[Collected data]
• • • • • • •

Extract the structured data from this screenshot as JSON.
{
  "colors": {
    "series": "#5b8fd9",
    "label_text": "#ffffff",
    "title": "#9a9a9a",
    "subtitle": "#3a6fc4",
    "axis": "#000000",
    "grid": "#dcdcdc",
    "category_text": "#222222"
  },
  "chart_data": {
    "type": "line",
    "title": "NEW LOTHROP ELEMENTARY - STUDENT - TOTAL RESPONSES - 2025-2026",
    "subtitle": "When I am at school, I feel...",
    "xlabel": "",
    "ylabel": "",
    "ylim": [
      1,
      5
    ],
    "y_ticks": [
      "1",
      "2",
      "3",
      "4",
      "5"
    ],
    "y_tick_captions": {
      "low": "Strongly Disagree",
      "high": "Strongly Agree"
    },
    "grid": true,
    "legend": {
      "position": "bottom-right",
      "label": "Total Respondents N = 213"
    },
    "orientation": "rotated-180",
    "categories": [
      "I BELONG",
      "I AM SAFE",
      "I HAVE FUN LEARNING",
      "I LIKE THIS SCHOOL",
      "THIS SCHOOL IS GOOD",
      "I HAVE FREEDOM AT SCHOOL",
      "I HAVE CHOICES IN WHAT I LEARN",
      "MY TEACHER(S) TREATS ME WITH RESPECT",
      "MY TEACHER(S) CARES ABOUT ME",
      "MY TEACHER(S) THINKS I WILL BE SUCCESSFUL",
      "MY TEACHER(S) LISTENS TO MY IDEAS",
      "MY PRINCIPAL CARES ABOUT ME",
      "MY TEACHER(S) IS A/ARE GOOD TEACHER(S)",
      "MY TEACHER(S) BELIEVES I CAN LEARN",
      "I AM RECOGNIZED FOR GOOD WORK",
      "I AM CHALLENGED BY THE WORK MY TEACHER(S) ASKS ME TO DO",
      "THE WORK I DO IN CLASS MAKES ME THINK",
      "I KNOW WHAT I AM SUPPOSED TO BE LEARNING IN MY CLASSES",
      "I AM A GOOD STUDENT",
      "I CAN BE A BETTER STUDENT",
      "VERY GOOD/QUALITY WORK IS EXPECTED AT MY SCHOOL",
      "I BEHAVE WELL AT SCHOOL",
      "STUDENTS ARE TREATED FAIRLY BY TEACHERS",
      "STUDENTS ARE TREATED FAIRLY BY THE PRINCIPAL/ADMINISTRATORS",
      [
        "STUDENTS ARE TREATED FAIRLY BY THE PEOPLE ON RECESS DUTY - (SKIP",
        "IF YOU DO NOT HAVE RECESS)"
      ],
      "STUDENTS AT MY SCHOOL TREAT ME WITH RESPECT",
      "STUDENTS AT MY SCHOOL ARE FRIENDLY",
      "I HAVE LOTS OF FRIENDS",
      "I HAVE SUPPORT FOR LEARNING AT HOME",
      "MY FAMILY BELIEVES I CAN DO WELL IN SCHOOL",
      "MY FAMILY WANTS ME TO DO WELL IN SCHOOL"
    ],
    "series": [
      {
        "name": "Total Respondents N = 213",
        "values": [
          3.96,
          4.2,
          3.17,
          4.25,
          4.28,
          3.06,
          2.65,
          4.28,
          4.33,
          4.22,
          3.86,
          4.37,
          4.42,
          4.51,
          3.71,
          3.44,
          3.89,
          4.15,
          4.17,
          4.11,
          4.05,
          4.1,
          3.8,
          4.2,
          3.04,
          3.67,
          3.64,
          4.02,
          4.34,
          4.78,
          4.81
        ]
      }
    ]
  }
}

• • • • • • •

* Problem description: Above are some records. Print them all exactly.

* The completed task:
Extract the structured data from this screenshot as JSON.
{
  "colors": {
    "series": "#5b8fd9",
    "label_text": "#ffffff",
    "title": "#9a9a9a",
    "subtitle": "#3a6fc4",
    "axis": "#000000",
    "grid": "#dcdcdc",
    "category_text": "#222222"
  },
  "chart_data": {
    "type": "line",
    "title": "NEW LOTHROP ELEMENTARY - STUDENT - TOTAL RESPONSES - 2025-2026",
    "subtitle": "When I am at school, I feel...",
    "xlabel": "",
    "ylabel": "",
    "ylim": [
      1,
      5
    ],
    "y_ticks": [
      "1",
      "2",
      "3",
      "4",
      "5"
    ],
    "y_tick_captions": {
      "low": "Strongly Disagree",
      "high": "Strongly Agree"
    },
    "grid": true,
    "legend": {
      "position": "bottom-right",
      "label": "Total Respondents N = 213"
    },
    "orientation": "rotated-180",
    "categories": [
      "I BELONG",
      "I AM SAFE",
      "I HAVE FUN LEARNING",
      "I LIKE THIS SCHOOL",
      "THIS SCHOOL IS GOOD",
      "I HAVE FREEDOM AT SCHOOL",
      "I HAVE CHOICES IN WHAT I LEARN",
      "MY TEACHER(S) TREATS ME WITH RESPECT",
      "MY TEACHER(S) CARES ABOUT ME",
      "MY TEACHER(S) THINKS I WILL BE SUCCESSFUL",
      "MY TEACHER(S) LISTENS TO MY IDEAS",
      "MY PRINCIPAL CARES ABOUT ME",
      "MY TEACHER(S) IS A/ARE GOOD TEACHER(S)",
      "MY TEACHER(S) BELIEVES I CAN LEARN",
      "I AM RECOGNIZED FOR GOOD WORK",
      "I AM CHALLENGED BY THE WORK MY TEACHER(S) ASKS ME TO DO",
      "THE WORK I DO IN CLASS MAKES ME THINK",
      "I KNOW WHAT I AM SUPPOSED TO BE LEARNING IN MY CLASSES",
      "I AM A GOOD STUDENT",
      "I CAN BE A BETTER STUDENT",
      "VERY GOOD/QUALITY WORK IS EXPECTED AT MY SCHOOL",
      "I BEHAVE WELL AT SCHOOL",
      "STUDENTS ARE TREATED FAIRLY BY TEACHERS",
      "STUDENTS ARE TREATED FAIRLY BY THE PRINCIPAL/ADMINISTRATORS",
      [
        "STUDENTS ARE TREATED FAIRLY BY THE PEOPLE ON RECESS DUTY - (SKIP",
        "IF YOU DO NOT HAVE RECESS)"
      ],
      "STUDENTS AT MY SCHOOL TREAT ME WITH RESPECT",
      "STUDENTS AT MY SCHOOL ARE FRIENDLY",
      "I HAVE LOTS OF FRIENDS",
      "I HAVE SUPPORT FOR LEARNING AT HOME",
      "MY FAMILY BELIEVES I CAN DO WELL IN SCHOOL",
      "MY FAMILY WANTS ME TO DO WELL IN SCHOOL"
    ],
    "series": [
      {
        "name": "Total Respondents N = 213",
        "values": [
          3.96,
          4.2,
          3.17,
          4.25,
          4.28,
          3.06,
          2.65,
          4.28,
          4.33,
          4.22,
          3.86,
          4.37,
          4.42,
          4.51,
          3.71,
          3.44,
          3.89,
          4.15,
          4.17,
          4.11,
          4.05,
          4.1,
          3.8,
          4.2,
          3.04,
          3.67,
          3.64,
          4.02,
          4.34,
          4.78,
          4.81
        ]
      }
    ]
  }
}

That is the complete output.